Given request.
Render the listing below as a two-column CSV with columns named input and output, giving one row for each text together with its answer. Put each text and each answer in a single quoted field, replacing any line breaks with spaces.

====== The records

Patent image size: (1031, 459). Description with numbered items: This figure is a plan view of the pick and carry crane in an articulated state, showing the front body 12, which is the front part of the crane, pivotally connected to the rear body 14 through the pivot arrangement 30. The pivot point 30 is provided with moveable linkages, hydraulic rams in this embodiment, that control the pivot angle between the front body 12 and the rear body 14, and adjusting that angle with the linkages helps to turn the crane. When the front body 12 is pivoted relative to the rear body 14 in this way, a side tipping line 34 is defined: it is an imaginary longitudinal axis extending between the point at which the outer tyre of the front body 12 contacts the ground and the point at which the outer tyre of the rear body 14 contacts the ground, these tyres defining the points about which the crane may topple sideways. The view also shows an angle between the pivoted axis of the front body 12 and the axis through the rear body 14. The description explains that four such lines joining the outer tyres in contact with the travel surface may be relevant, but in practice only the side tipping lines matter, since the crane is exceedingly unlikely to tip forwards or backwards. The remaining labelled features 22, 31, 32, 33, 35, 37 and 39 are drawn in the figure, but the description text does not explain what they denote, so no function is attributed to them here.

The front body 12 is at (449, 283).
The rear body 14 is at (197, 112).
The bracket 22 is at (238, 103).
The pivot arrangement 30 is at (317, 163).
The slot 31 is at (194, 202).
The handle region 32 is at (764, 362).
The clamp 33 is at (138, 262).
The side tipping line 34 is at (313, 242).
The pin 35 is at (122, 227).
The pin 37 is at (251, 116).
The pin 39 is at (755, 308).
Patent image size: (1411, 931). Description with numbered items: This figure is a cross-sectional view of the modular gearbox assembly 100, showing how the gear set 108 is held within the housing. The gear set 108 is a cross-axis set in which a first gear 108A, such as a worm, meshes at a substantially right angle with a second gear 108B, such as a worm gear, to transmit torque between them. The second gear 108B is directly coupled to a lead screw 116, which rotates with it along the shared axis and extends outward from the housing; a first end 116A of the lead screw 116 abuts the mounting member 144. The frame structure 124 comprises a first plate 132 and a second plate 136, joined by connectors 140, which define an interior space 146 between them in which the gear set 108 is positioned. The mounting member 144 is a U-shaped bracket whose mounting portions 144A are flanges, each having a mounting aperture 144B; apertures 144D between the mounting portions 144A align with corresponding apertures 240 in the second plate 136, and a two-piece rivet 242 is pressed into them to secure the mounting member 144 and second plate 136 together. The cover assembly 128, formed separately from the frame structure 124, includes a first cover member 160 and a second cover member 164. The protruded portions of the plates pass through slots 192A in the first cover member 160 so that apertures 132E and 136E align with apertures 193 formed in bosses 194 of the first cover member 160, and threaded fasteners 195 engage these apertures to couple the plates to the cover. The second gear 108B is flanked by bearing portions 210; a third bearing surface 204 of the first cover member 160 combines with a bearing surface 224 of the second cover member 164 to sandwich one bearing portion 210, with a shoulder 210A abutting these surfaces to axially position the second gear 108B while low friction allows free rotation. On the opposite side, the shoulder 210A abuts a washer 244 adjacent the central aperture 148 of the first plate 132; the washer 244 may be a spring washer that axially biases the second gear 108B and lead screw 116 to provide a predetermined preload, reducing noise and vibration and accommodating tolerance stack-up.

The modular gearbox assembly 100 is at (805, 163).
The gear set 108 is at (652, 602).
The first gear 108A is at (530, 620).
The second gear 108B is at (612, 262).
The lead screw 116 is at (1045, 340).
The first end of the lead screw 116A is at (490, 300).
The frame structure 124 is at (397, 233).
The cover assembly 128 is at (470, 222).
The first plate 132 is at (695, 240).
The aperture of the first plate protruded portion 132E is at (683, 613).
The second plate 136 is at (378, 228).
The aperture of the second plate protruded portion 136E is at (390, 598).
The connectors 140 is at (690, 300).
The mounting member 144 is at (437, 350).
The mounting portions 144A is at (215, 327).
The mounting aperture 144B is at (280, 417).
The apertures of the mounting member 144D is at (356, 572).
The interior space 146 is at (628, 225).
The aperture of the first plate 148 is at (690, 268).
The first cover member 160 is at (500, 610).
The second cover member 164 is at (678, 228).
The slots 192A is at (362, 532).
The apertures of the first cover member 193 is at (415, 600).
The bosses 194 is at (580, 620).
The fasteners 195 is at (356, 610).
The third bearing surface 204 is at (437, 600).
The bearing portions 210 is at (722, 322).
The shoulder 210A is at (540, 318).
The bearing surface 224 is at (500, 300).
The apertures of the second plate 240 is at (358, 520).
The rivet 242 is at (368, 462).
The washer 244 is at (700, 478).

============

Final result.
input,output
"Patent image size: (1031, 459). Description with numbered items: This figure is a plan view of the pick and carry crane in an articulated state, showing the front body 12, which is the front part of the crane, pivotally connected to the rear body 14 through the pivot arrangement 30. The pivot point 30 is provided with moveable linkages, hydraulic rams in this embodiment, that control the pivot angle between the front body 12 and the rear body 14, and adjusting that angle with the linkages helps to turn the crane. When the front body 12 is pivoted relative to the rear body 14 in this way, a side tipping line 34 is defined: it is an imaginary longitudinal axis extending between the point at which the outer tyre of the front body 12 contacts the ground and the point at which the outer tyre of the rear body 14 contacts the ground, these tyres defining the points about which the crane may topple sideways. The view also shows an angle between the pivoted axis of the front body 12 and the axis through the rear body 14. The description explains that four such lines joining the outer tyres in contact with the travel surface may be relevant, but in practice only the side tipping lines matter, since the crane is exceedingly unlikely to tip forwards or backwards. The remaining labelled features 22, 31, 32, 33, 35, 37 and 39 are drawn in the figure, but the description text does not explain what they denote, so no function is attributed to them here.","The front body 12 is at (449, 283). The rear body 14 is at (197, 112). The bracket 22 is at (238, 103). The pivot arrangement 30 is at (317, 163). The slot 31 is at (194, 202). The handle region 32 is at (764, 362). The clamp 33 is at (138, 262). The side tipping line 34 is at (313, 242). The pin 35 is at (122, 227). The pin 37 is at (251, 116). The pin 39 is at (755, 308)."
"Patent image size: (1411, 931). Description with numbered items: This figure is a cross-sectional view of the modular gearbox assembly 100, showing how the gear set 108 is held within the housing. The gear set 108 is a cross-axis set in which a first gear 108A, such as a worm, meshes at a substantially right angle with a second gear 108B, such as a worm gear, to transmit torque between them. The second gear 108B is directly coupled to a lead screw 116, which rotates with it along the shared axis and extends outward from the housing; a first end 116A of the lead screw 116 abuts the mounting member 144. The frame structure 124 comprises a first plate 132 and a second plate 136, joined by connectors 140, which define an interior space 146 between them in which the gear set 108 is positioned. The mounting member 144 is a U-shaped bracket whose mounting portions 144A are flanges, each having a mounting aperture 144B; apertures 144D between the mounting portions 144A align with corresponding apertures 240 in the second plate 136, and a two-piece rivet 242 is pressed into them to secure the mounting member 144 and second plate 136 together. The cover assembly 128, formed separately from the frame structure 124, includes a first cover member 160 and a second cover member 164. The protruded portions of the plates pass through slots 192A in the first cover member 160 so that apertures 132E and 136E align with apertures 193 formed in bosses 194 of the first cover member 160, and threaded fasteners 195 engage these apertures to couple the plates to the cover. The second gear 108B is flanked by bearing portions 210; a third bearing surface 204 of the first cover member 160 combines with a bearing surface 224 of the second cover member 164 to sandwich one bearing portion 210, with a shoulder 210A abutting these surfaces to axially position the second gear 108B while low friction allows free rotation. On the opposite side, the shoulder 210A abuts a washer 244 adjacent the central aperture 148 of the first plate 132; the washer 244 may be a spring washer that axially biases the second gear 108B and lead screw 116 to provide a predetermined preload, reducing noise and vibration and accommodating tolerance stack-up.","The modular gearbox assembly 100 is at (805, 163). The gear set 108 is at (652, 602). The first gear 108A is at (530, 620). The second gear 108B is at (612, 262). The lead screw 116 is at (1045, 340). The first end of the lead screw 116A is at (490, 300). The frame structure 124 is at (397, 233). The cover assembly 128 is at (470, 222). The first plate 132 is at (695, 240). The aperture of the first plate protruded portion 132E is at (683, 613). The second plate 136 is at (378, 228). The aperture of the second plate protruded portion 136E is at (390, 598). The connectors 140 is at (690, 300). The mounting member 144 is at (437, 350). The mounting portions 144A is at (215, 327). The mounting aperture 144B is at (280, 417). The apertures of the mounting member 144D is at (356, 572). The interior space 146 is at (628, 225). The aperture of the first plate 148 is at (690, 268). The first cover member 160 is at (500, 610). The second cover member 164 is at (678, 228). The slots 192A is at (362, 532). The apertures of the first cover member 193 is at (415, 600). The bosses 194 is at (580, 620). The fasteners 195 is at (356, 610). The third bearing surface 204 is at (437, 600). The bearing portions 210 is at (722, 322). The shoulder 210A is at (540, 318). The bearing surface 224 is at (500, 300). The apertures of the second plate 240 is at (358, 520). The rivet 242 is at (368, 462). The washer 244 is at (700, 478)."